▸ Stored records
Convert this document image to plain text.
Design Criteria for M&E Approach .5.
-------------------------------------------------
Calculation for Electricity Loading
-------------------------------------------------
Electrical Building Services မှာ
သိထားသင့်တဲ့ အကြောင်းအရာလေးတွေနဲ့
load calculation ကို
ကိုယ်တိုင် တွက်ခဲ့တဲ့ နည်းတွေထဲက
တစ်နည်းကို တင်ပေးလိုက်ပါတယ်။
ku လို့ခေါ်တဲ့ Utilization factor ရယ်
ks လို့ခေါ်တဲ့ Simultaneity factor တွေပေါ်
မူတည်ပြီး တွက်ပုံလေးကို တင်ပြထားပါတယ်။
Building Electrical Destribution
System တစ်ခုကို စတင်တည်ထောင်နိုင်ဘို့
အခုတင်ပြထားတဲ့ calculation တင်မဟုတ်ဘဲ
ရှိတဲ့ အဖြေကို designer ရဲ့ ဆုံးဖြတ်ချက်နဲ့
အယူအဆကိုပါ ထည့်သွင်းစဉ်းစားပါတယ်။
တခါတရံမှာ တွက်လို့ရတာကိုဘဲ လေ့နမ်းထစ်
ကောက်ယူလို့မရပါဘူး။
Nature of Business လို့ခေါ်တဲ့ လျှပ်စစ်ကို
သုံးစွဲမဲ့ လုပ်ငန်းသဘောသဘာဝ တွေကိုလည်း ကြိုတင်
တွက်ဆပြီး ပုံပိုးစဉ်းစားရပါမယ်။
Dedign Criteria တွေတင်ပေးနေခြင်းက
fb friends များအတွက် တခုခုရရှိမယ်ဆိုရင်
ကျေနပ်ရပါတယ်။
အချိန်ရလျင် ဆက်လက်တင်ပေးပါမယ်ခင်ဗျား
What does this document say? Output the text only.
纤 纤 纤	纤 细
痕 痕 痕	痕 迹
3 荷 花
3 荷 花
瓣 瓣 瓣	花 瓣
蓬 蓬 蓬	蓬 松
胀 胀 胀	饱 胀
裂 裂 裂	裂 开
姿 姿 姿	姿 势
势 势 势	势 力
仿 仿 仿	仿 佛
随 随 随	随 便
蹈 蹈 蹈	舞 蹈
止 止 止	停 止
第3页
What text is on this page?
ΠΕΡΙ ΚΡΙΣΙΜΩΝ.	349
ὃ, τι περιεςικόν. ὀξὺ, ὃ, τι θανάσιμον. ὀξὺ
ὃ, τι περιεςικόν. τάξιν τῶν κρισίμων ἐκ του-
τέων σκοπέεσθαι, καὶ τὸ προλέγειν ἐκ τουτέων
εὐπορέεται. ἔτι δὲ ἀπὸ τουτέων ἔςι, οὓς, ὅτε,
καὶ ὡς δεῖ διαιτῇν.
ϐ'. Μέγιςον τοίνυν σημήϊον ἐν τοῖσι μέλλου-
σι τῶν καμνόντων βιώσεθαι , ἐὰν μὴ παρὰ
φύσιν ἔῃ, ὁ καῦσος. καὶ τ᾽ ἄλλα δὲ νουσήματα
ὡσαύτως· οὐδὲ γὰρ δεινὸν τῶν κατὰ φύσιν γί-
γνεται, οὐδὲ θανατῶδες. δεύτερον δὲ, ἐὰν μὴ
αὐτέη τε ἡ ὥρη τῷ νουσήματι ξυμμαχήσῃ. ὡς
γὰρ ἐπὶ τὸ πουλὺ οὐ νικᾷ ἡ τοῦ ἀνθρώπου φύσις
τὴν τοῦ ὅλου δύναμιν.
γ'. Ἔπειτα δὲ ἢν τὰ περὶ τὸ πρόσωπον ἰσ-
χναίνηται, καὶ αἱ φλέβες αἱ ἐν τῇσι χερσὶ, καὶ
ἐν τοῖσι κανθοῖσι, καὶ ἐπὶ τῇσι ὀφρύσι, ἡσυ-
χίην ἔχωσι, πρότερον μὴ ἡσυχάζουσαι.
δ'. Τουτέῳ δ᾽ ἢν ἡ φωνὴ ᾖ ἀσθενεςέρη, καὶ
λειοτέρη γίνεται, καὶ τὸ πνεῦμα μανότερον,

▸ WHAT IS REQUIRED
Without leaving anything out, give the entries again exactly.

▸ ANSWER TO THIS EXERCISE
Convert this document image to plain text.
Design Criteria for M&E Approach .5.
-------------------------------------------------
Calculation for Electricity Loading
-------------------------------------------------
Electrical Building Services မှာ
သိထားသင့်တဲ့ အကြောင်းအရာလေးတွေနဲ့
load calculation ကို
ကိုယ်တိုင် တွက်ခဲ့တဲ့ နည်းတွေထဲက
တစ်နည်းကို တင်ပေးလိုက်ပါတယ်။
ku လို့ခေါ်တဲ့ Utilization factor ရယ်
ks လို့ခေါ်တဲ့ Simultaneity factor တွေပေါ်
မူတည်ပြီး တွက်ပုံလေးကို တင်ပြထားပါတယ်။
Building Electrical Destribution
System တစ်ခုကို စတင်တည်ထောင်နိုင်ဘို့
အခုတင်ပြထားတဲ့ calculation တင်မဟုတ်ဘဲ
ရှိတဲ့ အဖြေကို designer ရဲ့ ဆုံးဖြတ်ချက်နဲ့
အယူအဆကိုပါ ထည့်သွင်းစဉ်းစားပါတယ်။
တခါတရံမှာ တွက်လို့ရတာကိုဘဲ လေ့နမ်းထစ်
ကောက်ယူလို့မရပါဘူး။
Nature of Business လို့ခေါ်တဲ့ လျှပ်စစ်ကို
သုံးစွဲမဲ့ လုပ်ငန်းသဘောသဘာဝ တွေကိုလည်း ကြိုတင်
တွက်ဆပြီး ပုံပိုးစဉ်းစားရပါမယ်။
Dedign Criteria တွေတင်ပေးနေခြင်းက
fb friends များအတွက် တခုခုရရှိမယ်ဆိုရင်
ကျေနပ်ရပါတယ်။
အချိန်ရလျင် ဆက်လက်တင်ပေးပါမယ်ခင်ဗျား
What does this document say? Output the text only.
纤 纤 纤	纤 细
痕 痕 痕	痕 迹
3 荷 花
3 荷 花
瓣 瓣 瓣	花 瓣
蓬 蓬 蓬	蓬 松
胀 胀 胀	饱 胀
裂 裂 裂	裂 开
姿 姿 姿	姿 势
势 势 势	势 力
仿 仿 仿	仿 佛
随 随 随	随 便
蹈 蹈 蹈	舞 蹈
止 止 止	停 止
第3页
What text is on this page?
ΠΕΡΙ ΚΡΙΣΙΜΩΝ.	349
ὃ, τι περιεςικόν. ὀξὺ, ὃ, τι θανάσιμον. ὀξὺ
ὃ, τι περιεςικόν. τάξιν τῶν κρισίμων ἐκ του-
τέων σκοπέεσθαι, καὶ τὸ προλέγειν ἐκ τουτέων
εὐπορέεται. ἔτι δὲ ἀπὸ τουτέων ἔςι, οὓς, ὅτε,
καὶ ὡς δεῖ διαιτῇν.
ϐ'. Μέγιςον τοίνυν σημήϊον ἐν τοῖσι μέλλου-
σι τῶν καμνόντων βιώσεθαι , ἐὰν μὴ παρὰ
φύσιν ἔῃ, ὁ καῦσος. καὶ τ᾽ ἄλλα δὲ νουσήματα
ὡσαύτως· οὐδὲ γὰρ δεινὸν τῶν κατὰ φύσιν γί-
γνεται, οὐδὲ θανατῶδες. δεύτερον δὲ, ἐὰν μὴ
αὐτέη τε ἡ ὥρη τῷ νουσήματι ξυμμαχήσῃ. ὡς
γὰρ ἐπὶ τὸ πουλὺ οὐ νικᾷ ἡ τοῦ ἀνθρώπου φύσις
τὴν τοῦ ὅλου δύναμιν.
γ'. Ἔπειτα δὲ ἢν τὰ περὶ τὸ πρόσωπον ἰσ-
χναίνηται, καὶ αἱ φλέβες αἱ ἐν τῇσι χερσὶ, καὶ
ἐν τοῖσι κανθοῖσι, καὶ ἐπὶ τῇσι ὀφρύσι, ἡσυ-
χίην ἔχωσι, πρότερον μὴ ἡσυχάζουσαι.
δ'. Τουτέῳ δ᾽ ἢν ἡ φωνὴ ᾖ ἀσθενεςέρη, καὶ
λειοτέρη γίνεται, καὶ τὸ πνεῦμα μανότερον,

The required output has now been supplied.